§ Set problem
Give the count of lines containing the string "보이스피싱", with no other output.

§ Entries taken from a collection
--
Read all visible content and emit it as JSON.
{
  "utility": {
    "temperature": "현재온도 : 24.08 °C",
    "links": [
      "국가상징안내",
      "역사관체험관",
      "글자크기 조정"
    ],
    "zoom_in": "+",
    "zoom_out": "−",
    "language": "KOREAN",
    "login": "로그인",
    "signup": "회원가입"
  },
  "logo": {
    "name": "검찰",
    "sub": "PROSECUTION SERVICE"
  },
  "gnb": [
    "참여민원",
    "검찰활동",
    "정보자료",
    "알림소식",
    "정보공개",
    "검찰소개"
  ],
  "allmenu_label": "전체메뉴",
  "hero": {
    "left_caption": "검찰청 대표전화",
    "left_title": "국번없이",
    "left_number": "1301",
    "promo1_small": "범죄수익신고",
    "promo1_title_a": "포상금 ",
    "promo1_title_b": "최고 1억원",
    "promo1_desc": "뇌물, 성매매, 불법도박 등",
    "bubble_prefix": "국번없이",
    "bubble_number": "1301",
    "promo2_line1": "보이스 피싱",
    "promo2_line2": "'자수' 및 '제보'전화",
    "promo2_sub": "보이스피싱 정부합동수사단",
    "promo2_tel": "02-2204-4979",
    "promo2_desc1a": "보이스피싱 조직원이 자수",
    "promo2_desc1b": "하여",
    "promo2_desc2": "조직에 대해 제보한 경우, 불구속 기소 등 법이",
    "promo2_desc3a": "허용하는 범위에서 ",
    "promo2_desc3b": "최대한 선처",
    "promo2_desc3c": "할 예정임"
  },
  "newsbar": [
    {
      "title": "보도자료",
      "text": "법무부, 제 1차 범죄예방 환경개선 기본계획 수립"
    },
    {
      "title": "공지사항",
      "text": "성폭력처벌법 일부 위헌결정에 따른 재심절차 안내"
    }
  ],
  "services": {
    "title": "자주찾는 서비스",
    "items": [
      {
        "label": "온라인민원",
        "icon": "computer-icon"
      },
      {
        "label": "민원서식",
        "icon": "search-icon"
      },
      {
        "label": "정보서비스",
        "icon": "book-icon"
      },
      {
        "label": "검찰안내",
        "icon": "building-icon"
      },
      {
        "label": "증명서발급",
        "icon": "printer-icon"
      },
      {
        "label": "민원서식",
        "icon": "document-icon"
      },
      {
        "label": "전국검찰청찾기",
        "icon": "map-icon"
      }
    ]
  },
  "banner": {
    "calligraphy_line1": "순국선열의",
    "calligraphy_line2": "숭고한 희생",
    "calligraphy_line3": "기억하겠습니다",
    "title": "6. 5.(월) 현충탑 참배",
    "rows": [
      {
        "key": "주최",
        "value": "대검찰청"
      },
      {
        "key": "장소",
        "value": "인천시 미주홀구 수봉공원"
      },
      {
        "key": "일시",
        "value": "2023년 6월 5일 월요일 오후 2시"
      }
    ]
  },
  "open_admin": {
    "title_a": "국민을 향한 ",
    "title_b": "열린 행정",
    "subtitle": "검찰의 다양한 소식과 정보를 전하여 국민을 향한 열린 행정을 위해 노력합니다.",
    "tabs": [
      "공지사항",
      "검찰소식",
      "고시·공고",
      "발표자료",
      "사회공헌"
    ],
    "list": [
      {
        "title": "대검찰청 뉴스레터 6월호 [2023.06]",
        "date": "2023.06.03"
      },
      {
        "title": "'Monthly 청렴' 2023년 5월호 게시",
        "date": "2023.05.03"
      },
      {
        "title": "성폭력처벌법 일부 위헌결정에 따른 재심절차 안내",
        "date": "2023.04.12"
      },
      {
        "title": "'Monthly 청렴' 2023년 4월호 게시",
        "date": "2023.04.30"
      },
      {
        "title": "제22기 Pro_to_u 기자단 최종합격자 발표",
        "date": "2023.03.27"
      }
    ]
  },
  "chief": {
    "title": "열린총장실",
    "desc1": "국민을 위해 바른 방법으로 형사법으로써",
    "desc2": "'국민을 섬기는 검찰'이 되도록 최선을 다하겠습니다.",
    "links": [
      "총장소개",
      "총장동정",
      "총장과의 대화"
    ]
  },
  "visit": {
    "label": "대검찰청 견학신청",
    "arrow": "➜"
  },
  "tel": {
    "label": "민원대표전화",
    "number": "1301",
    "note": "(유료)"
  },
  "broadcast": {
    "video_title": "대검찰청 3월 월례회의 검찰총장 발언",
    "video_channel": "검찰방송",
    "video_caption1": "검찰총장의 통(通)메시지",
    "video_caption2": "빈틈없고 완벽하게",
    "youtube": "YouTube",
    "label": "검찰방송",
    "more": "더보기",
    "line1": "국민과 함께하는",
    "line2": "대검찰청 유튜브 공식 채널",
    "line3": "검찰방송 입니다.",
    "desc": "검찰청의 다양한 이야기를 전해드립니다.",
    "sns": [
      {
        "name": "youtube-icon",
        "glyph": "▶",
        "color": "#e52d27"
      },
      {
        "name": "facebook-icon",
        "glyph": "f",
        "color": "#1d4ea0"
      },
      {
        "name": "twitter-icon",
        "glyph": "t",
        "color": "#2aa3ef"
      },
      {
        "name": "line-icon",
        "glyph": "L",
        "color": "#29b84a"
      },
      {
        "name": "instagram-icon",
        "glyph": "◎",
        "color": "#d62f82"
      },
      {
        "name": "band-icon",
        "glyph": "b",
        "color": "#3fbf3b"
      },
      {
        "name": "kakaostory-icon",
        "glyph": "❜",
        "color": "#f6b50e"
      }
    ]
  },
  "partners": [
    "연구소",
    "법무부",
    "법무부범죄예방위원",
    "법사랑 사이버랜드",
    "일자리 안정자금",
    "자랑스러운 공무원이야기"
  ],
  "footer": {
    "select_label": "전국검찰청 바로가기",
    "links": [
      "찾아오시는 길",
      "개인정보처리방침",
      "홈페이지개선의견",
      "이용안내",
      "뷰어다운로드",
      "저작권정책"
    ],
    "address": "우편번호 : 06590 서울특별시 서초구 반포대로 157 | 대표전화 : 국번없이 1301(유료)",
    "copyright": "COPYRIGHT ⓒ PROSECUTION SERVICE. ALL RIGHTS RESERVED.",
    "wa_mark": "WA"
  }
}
--
§ Task solution
2